From the listing below, extract each line containing the string "från".
******************************
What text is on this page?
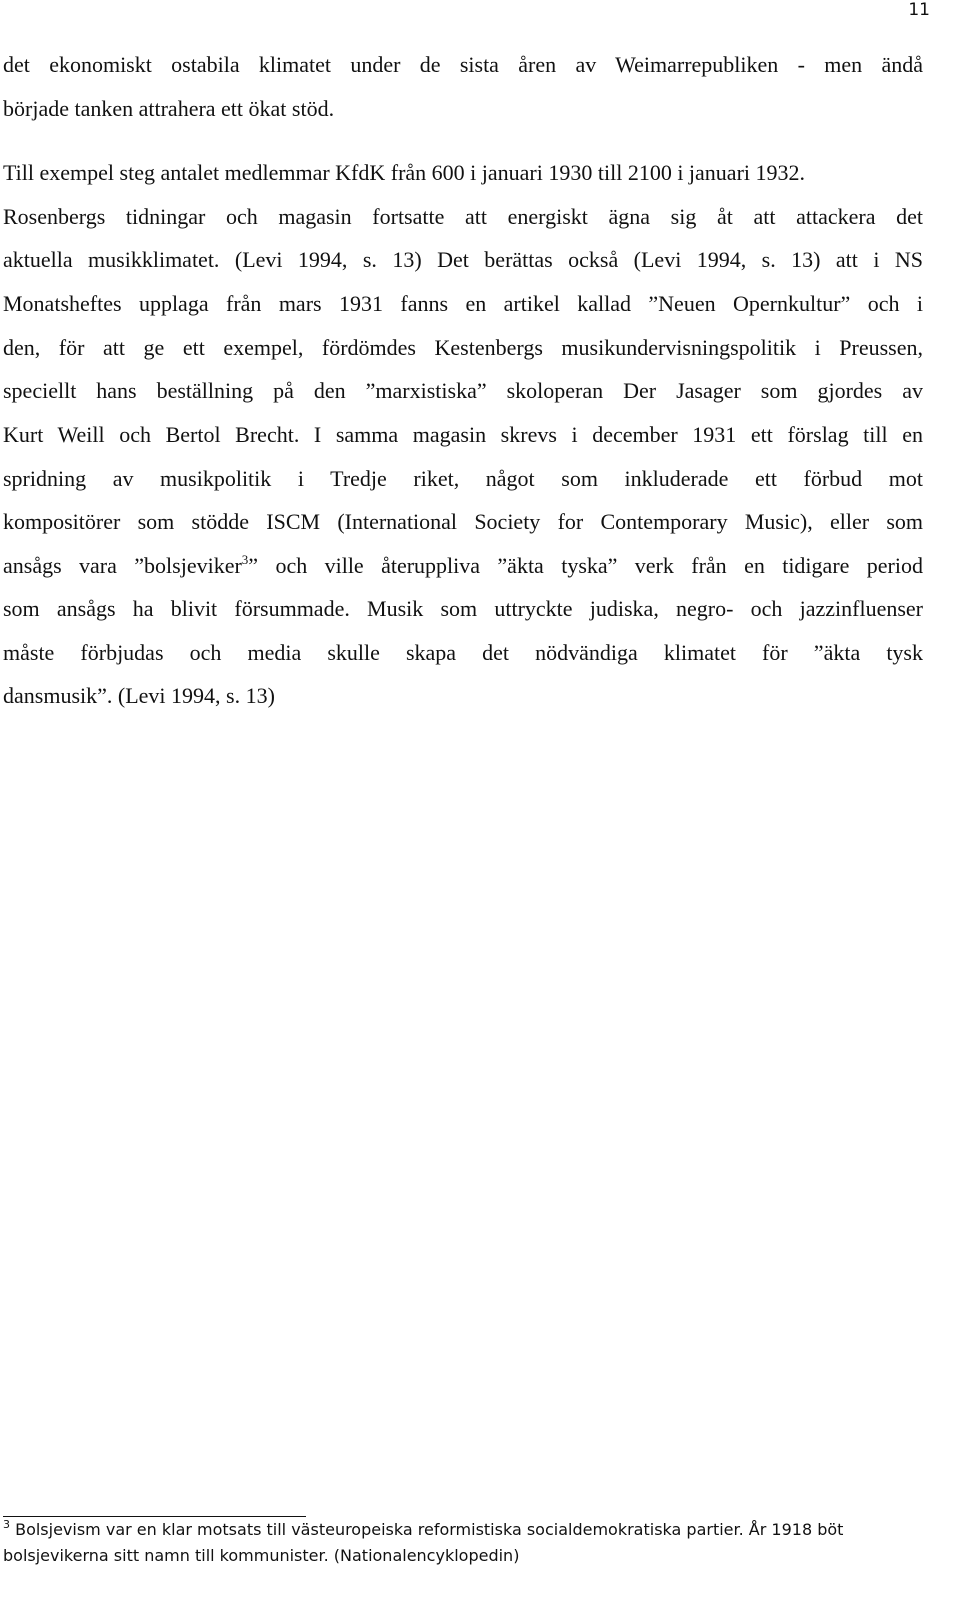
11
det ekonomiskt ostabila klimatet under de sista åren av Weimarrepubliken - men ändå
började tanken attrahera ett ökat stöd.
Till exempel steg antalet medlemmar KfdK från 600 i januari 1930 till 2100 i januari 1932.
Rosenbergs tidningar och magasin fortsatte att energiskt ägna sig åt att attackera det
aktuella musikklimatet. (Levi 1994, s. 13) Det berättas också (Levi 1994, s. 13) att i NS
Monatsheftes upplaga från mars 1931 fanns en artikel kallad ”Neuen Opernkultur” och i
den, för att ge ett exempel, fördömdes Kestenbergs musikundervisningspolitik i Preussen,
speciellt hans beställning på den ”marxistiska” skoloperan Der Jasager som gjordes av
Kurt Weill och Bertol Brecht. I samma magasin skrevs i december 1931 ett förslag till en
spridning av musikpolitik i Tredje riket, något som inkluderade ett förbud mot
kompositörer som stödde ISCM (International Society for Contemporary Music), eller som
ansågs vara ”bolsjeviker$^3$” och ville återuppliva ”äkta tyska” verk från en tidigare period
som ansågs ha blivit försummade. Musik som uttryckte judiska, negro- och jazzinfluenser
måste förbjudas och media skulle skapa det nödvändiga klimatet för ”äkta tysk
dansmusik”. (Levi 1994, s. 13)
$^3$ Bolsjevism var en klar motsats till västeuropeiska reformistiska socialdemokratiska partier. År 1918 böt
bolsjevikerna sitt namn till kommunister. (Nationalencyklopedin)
******************************
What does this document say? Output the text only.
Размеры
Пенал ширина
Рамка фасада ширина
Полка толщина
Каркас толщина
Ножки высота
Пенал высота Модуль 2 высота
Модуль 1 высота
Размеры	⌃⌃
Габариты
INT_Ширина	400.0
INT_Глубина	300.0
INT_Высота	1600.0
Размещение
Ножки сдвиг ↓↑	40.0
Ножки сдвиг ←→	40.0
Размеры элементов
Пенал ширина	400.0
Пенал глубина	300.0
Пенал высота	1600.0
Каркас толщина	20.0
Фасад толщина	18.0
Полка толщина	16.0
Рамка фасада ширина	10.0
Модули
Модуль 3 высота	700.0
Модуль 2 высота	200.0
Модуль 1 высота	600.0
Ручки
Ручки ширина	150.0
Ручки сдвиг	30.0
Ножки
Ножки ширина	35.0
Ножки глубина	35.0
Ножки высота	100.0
******************************
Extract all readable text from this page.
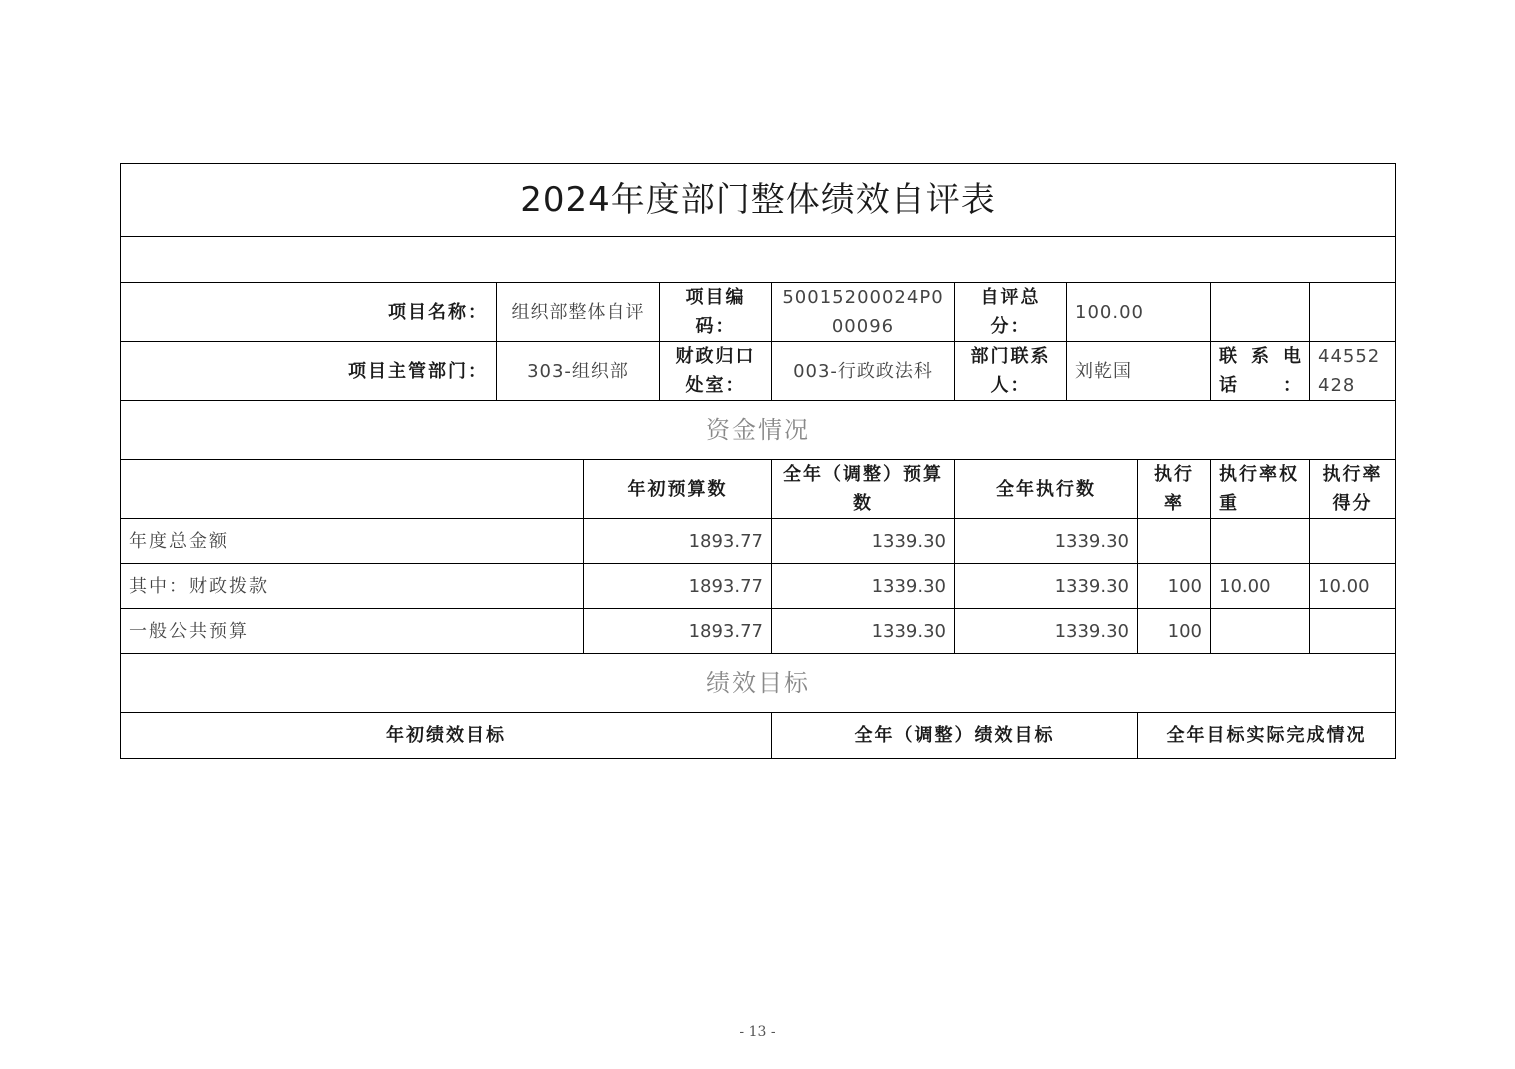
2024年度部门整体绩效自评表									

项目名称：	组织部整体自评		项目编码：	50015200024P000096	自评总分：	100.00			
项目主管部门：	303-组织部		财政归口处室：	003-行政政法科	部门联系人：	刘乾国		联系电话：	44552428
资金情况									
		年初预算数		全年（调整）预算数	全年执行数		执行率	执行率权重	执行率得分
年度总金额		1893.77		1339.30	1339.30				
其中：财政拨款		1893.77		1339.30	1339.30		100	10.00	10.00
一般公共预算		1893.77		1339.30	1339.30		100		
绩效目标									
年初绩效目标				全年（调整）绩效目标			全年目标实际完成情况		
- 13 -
******************************
#### Solution to the problem
Till exempel steg antalet medlemmar KfdK från 600 i januari 1930 till 2100 i januari 1932.
Monatsheftes upplaga från mars 1931 fanns en artikel kallad ”Neuen Opernkultur” och i
ansågs vara ”bolsjeviker$^3$” och ville återuppliva ”äkta tyska” verk från en tidigare period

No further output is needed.